ОТРЫВОК ТЕКСТА –
* * *

В тот же день бывший внештатный писец подал в отставку. Заменить его было трудно, поскольку за работу перестали платить. Но работа не ждала — и начальник поручил Бюва, кроме обычных занятий, еще и обязанности ушедшего в отставку писца. Бюва безропотно взялся за дело, и так как надписывание книжных ярлыков отнимало у него, в сущности, немного времени, то к концу месяца вся порученная ему работа была выполнена» (Ч. II, V).

Безденежье продолжалось шесть лет, и все шесть лет Бюва невозмутимо выполнял свои обязанности. Конечно, теперь ему пришлось подрабатывать переписыванием документов, благодаря чему он смог вовремя обнаружить бумаги, относившиеся к заговору против Регента, и помочь предотвратить опасную для государства ситуацию. Регент возместил ему жалованье за шесть лет, но, явившись после нескольких дней отсутствия на службу, Бюва «увидел, что его кресло занято незнакомым человеком. Так как в течение пятнадцати лет Бюва никогда не опаздывал ни на один час, заведующий решил, что он умер, и заменил его другим.

Бюва лишился места в библиотеке за то, что спас Францию» (Ч. IV, VIII).

Вот как оно бывает с маленькими людьми. Впрочем, история, рассказанная в «Шевалье д’Армантале», завершилась благоприятно для всех ее участников.

* * *

ПОКАЗАННЫЕ СТРОКИ –
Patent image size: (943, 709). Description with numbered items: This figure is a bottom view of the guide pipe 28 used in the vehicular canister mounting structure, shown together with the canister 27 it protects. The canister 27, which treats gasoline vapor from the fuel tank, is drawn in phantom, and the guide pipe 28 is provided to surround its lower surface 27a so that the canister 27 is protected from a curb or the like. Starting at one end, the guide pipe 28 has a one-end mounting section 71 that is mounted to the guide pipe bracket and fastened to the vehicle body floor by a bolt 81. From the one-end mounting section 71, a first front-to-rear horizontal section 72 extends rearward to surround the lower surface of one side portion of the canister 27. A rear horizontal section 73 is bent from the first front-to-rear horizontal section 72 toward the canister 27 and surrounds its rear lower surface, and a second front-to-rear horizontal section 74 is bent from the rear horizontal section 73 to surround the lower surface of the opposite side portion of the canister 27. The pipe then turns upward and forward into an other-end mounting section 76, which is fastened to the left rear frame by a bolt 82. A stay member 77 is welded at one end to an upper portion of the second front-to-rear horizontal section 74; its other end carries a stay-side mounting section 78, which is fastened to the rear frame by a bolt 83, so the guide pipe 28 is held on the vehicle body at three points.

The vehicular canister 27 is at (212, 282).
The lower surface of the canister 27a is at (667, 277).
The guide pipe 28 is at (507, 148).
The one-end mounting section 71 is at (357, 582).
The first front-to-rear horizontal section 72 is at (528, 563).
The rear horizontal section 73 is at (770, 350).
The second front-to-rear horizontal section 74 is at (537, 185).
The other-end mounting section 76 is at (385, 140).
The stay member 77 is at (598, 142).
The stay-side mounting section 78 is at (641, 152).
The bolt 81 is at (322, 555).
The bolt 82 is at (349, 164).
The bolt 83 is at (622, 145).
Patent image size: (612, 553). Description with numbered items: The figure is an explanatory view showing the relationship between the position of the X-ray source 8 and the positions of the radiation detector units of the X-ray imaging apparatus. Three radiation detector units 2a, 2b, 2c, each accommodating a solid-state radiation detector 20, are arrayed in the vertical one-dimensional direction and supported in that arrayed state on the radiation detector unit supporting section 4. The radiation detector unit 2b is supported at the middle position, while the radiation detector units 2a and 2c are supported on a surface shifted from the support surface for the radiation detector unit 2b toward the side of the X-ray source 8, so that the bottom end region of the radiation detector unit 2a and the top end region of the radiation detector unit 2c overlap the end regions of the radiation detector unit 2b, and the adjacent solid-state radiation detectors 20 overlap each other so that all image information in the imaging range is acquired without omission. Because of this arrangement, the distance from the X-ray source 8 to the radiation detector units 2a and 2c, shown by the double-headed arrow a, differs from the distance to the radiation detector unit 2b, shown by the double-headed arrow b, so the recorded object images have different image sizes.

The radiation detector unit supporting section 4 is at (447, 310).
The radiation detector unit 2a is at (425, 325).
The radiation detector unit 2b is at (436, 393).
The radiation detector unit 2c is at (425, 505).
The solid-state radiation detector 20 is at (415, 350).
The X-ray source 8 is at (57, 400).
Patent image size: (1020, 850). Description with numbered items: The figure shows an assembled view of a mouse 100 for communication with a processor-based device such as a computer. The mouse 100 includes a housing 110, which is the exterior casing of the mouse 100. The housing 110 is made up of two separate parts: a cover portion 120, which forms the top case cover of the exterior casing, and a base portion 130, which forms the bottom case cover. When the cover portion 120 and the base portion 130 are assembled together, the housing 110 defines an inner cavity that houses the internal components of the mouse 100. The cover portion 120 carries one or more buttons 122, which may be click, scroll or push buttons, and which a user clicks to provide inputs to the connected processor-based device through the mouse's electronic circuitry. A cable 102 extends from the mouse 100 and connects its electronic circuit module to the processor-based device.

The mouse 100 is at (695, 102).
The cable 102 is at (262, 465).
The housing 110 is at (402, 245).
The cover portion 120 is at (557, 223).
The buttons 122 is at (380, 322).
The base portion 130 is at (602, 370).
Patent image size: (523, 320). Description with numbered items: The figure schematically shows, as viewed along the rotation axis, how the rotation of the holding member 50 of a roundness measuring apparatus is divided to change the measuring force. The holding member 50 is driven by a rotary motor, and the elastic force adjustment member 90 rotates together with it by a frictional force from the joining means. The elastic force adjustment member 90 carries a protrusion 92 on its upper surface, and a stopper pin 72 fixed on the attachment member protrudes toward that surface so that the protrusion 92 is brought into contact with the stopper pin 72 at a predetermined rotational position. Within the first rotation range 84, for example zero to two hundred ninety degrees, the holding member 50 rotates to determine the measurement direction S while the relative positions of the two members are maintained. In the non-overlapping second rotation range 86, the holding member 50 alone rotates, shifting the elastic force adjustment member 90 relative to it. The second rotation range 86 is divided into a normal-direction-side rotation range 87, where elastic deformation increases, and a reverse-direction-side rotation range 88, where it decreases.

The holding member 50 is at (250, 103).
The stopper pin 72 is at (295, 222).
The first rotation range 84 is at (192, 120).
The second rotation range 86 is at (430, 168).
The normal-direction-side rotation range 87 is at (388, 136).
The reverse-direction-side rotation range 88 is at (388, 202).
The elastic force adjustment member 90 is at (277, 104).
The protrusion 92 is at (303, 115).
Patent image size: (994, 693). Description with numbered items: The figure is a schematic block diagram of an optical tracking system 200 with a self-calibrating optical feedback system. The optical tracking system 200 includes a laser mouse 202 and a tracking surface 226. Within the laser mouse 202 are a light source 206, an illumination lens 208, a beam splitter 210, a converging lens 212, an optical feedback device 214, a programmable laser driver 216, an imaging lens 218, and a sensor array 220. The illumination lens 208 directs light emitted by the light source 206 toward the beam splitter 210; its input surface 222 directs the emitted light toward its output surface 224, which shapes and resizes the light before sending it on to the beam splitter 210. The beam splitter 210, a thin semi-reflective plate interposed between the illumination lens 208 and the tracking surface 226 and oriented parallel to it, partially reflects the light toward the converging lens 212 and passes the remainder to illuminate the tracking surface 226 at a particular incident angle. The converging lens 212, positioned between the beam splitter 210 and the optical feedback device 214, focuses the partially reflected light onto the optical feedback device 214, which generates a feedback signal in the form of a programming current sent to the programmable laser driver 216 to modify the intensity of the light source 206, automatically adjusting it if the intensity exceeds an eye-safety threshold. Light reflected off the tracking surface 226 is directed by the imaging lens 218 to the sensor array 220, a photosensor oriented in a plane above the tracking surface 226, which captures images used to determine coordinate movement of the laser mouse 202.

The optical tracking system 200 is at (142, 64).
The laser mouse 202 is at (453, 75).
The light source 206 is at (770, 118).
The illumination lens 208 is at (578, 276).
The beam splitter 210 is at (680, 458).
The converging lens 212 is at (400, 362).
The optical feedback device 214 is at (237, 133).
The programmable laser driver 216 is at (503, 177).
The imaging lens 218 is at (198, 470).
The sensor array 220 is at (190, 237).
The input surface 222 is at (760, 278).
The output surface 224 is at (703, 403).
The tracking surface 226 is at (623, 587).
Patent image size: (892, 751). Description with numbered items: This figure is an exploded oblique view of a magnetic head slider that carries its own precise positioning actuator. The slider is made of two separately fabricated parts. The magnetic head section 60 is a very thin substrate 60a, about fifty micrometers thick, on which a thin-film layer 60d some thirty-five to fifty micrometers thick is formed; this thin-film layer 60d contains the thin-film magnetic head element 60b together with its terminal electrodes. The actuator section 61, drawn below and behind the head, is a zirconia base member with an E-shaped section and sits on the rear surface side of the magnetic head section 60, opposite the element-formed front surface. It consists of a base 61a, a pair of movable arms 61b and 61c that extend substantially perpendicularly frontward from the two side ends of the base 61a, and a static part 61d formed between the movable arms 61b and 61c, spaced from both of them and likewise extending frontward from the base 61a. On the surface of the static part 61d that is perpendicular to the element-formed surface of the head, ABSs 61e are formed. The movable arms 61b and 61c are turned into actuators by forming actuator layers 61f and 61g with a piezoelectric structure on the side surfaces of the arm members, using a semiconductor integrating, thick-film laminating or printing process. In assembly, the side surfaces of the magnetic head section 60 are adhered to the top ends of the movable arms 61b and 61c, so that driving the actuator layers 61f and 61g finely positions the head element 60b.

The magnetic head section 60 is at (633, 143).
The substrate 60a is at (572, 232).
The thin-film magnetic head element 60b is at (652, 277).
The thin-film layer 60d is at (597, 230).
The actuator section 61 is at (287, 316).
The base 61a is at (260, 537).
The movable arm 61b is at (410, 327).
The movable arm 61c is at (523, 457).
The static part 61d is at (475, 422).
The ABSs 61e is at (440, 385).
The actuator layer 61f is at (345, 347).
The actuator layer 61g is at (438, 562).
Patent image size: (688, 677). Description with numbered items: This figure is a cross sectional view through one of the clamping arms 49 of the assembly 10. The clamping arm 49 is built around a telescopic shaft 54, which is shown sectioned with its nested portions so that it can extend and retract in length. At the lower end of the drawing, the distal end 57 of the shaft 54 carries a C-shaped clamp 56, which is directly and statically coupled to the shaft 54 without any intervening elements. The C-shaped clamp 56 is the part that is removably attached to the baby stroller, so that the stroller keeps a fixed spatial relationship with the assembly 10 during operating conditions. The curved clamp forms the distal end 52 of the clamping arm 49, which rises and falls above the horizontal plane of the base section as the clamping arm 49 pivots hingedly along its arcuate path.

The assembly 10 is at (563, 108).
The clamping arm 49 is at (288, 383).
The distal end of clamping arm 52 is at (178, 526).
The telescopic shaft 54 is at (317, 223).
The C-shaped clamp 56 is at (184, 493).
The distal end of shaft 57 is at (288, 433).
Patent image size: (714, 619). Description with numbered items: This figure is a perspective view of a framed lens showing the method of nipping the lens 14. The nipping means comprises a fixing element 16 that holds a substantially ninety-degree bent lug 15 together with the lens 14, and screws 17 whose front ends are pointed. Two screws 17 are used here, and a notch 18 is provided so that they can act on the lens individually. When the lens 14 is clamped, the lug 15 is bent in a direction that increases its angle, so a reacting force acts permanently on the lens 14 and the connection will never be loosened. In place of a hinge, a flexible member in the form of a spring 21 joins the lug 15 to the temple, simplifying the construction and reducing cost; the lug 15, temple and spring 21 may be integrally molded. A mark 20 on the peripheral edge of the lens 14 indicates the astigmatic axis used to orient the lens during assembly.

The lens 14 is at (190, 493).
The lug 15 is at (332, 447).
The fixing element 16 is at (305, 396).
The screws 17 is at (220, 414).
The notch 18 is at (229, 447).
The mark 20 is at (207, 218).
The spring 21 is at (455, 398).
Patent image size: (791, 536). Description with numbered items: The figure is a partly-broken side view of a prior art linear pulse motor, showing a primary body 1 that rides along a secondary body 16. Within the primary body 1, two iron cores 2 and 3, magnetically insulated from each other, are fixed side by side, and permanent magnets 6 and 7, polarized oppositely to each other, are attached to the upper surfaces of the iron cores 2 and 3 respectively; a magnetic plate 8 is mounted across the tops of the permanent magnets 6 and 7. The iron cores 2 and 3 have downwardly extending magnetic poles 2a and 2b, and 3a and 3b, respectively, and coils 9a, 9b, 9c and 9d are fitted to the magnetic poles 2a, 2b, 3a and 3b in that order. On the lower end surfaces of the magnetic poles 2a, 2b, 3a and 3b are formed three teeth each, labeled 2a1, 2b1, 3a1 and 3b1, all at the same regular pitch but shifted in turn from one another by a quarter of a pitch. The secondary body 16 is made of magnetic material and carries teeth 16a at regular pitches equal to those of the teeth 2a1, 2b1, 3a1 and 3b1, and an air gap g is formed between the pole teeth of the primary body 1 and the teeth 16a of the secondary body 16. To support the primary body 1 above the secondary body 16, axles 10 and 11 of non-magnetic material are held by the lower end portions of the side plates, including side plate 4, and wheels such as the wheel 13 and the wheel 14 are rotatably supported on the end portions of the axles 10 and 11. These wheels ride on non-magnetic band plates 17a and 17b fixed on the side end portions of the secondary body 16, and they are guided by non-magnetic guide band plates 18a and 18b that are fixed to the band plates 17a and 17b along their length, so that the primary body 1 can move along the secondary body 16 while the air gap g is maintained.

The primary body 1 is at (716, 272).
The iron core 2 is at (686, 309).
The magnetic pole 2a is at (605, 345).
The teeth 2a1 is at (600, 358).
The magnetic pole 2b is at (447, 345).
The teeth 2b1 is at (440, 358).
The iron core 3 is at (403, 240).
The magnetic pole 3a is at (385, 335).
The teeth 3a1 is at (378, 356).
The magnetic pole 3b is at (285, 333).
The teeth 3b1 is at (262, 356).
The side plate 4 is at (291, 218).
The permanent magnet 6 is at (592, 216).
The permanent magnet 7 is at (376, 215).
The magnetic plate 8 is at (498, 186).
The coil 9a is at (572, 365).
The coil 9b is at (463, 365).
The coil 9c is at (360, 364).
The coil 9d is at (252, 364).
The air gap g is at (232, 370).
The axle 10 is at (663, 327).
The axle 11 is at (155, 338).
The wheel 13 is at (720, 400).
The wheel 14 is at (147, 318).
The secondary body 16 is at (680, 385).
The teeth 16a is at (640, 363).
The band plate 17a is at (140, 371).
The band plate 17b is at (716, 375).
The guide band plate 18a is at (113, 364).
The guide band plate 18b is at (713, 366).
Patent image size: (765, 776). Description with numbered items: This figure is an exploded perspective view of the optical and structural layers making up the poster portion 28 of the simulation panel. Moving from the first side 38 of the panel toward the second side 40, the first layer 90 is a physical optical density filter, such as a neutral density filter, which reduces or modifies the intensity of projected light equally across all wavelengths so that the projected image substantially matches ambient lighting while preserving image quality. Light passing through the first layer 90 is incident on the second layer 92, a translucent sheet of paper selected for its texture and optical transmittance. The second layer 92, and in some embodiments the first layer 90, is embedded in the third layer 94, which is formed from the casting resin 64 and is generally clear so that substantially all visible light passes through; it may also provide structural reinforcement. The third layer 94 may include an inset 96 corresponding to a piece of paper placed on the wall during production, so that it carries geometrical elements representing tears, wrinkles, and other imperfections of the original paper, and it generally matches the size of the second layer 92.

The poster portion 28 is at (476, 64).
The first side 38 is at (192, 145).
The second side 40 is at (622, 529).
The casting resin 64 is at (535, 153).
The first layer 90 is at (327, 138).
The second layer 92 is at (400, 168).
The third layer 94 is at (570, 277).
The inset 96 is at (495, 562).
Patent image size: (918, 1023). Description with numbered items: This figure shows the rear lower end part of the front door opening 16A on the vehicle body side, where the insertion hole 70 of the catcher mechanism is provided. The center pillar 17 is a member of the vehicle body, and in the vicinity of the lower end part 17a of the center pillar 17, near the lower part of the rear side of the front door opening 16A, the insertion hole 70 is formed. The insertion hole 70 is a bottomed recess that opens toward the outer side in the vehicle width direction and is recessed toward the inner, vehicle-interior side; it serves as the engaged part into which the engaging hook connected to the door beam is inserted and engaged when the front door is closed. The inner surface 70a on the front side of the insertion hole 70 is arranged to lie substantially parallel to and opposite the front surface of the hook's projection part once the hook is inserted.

* * *

УКАЗАНИЯ –
1) Сколько лет, согласно отрывку о Бюва, он ни разу не опаздывал на службу ни на час?
2) Пожалуйста, перепишите из отрывка о Бюва всё, начиная с «Безденежье продолжалось шесть» и вплоть до «заменил его другим.», поменяв «шесть лет» на «восемь лет».

ИТОГОВЫЕ ОТВЕТЫ –
1) Пятнадцать лет.

2)
Безденежье продолжалось восемь лет, и все восемь лет Бюва невозмутимо выполнял свои обязанности. Конечно, теперь ему пришлось подрабатывать переписыванием документов, благодаря чему он смог вовремя обнаружить бумаги, относившиеся к заговору против Регента, и помочь предотвратить опасную для государства ситуацию. Регент возместил ему жалованье за восемь лет, но, явившись после нескольких дней отсутствия на службу, Бюва «увидел, что его кресло занято незнакомым человеком. Так как в течение пятнадцати лет Бюва никогда не опаздывал ни на один час, заведующий решил, что он умер, и заменил его другим.